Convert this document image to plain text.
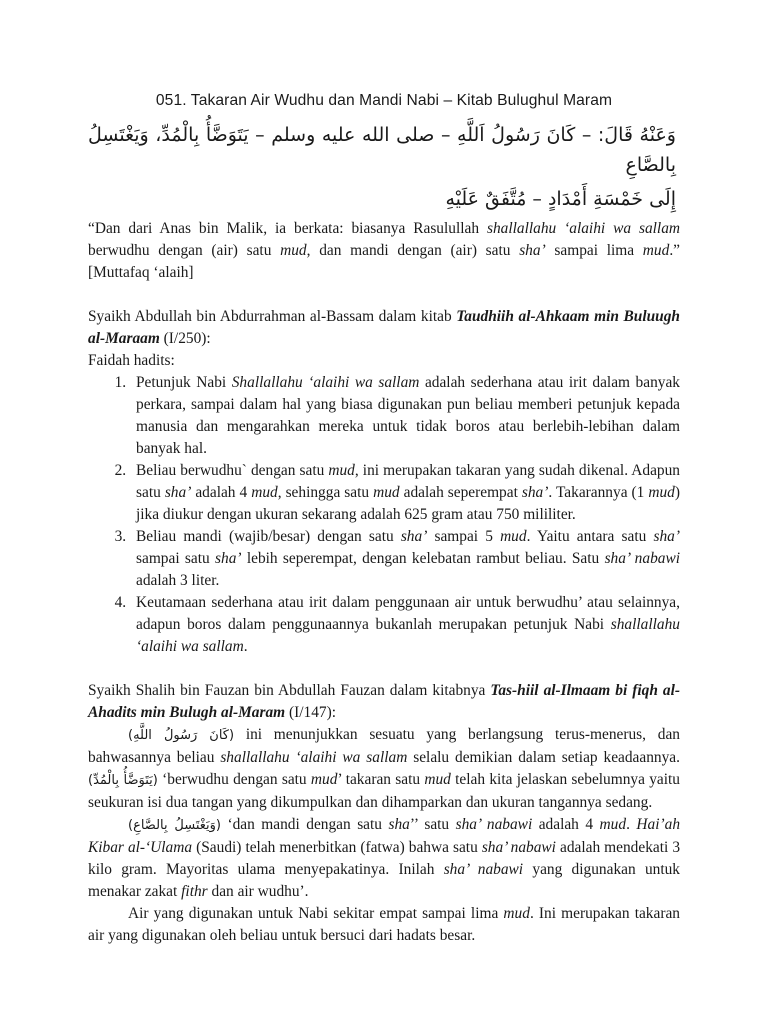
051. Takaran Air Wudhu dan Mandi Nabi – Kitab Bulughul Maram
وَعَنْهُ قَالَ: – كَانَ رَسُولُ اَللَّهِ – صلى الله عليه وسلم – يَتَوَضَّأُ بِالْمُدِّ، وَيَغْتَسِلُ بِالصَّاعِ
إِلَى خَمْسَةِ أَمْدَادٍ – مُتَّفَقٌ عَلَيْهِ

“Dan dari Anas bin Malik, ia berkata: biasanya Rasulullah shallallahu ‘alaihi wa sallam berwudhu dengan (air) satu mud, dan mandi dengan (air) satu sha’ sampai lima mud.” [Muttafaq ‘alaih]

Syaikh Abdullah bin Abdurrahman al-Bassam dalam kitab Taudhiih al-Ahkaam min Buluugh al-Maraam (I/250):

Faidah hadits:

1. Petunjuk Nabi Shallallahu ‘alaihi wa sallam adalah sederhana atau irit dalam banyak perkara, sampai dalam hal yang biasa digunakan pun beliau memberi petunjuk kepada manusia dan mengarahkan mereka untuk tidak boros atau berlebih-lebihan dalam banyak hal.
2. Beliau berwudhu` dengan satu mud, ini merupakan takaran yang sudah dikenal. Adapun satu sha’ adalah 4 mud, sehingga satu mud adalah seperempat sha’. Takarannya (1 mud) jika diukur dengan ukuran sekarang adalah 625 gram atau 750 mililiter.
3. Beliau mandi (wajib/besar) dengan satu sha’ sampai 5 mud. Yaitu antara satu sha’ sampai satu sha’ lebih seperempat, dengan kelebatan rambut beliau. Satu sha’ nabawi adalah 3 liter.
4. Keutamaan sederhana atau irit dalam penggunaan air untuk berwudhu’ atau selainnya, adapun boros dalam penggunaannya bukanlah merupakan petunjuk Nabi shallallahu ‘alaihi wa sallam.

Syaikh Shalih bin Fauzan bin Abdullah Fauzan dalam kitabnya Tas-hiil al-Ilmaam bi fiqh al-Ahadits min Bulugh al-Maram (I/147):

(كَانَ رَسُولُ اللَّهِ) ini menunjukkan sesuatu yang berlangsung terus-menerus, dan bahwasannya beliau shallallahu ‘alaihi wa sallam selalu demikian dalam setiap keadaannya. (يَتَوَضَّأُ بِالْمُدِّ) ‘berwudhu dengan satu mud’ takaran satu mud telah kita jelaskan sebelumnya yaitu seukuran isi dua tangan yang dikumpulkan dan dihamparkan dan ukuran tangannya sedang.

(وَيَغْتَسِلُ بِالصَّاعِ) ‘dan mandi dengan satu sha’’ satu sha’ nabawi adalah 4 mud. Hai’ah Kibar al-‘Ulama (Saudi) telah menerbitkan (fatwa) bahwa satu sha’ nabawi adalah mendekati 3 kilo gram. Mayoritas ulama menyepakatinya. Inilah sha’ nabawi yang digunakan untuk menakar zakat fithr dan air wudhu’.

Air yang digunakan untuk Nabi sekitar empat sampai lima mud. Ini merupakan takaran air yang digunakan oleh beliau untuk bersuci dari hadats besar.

◆ ◆ ◆ ◆

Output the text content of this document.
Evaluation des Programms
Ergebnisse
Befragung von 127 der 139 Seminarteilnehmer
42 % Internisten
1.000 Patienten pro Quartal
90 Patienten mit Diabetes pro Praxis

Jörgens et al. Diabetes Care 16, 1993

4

◆ ◆ ◆ ◆

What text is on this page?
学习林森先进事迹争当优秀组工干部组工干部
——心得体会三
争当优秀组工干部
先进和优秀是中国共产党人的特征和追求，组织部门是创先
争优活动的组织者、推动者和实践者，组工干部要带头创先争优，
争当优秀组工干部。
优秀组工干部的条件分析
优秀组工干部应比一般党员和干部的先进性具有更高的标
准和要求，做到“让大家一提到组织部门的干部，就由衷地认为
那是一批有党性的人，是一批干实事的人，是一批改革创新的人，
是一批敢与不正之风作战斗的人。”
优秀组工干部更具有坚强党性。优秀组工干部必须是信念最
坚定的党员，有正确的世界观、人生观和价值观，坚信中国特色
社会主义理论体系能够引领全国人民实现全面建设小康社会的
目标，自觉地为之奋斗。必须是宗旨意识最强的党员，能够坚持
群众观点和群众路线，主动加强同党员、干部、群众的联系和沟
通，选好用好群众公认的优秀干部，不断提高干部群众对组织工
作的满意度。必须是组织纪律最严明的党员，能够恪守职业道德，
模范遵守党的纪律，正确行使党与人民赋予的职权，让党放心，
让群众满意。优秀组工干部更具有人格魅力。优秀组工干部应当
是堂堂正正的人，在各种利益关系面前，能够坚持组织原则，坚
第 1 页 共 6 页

◆ ◆ ◆ ◆

- **What to produce**
Copy every line above in which the string "sederhana" shows up.

- **Full solution**
1. Petunjuk Nabi Shallallahu ‘alaihi wa sallam adalah sederhana atau irit dalam banyak perkara, sampai dalam hal yang biasa digunakan pun beliau memberi petunjuk kepada manusia dan mengarahkan mereka untuk tidak boros atau berlebih-lebihan dalam banyak hal.
4. Keutamaan sederhana atau irit dalam penggunaan air untuk berwudhu’ atau selainnya, adapun boros dalam penggunaannya bukanlah merupakan petunjuk Nabi shallallahu ‘alaihi wa sallam.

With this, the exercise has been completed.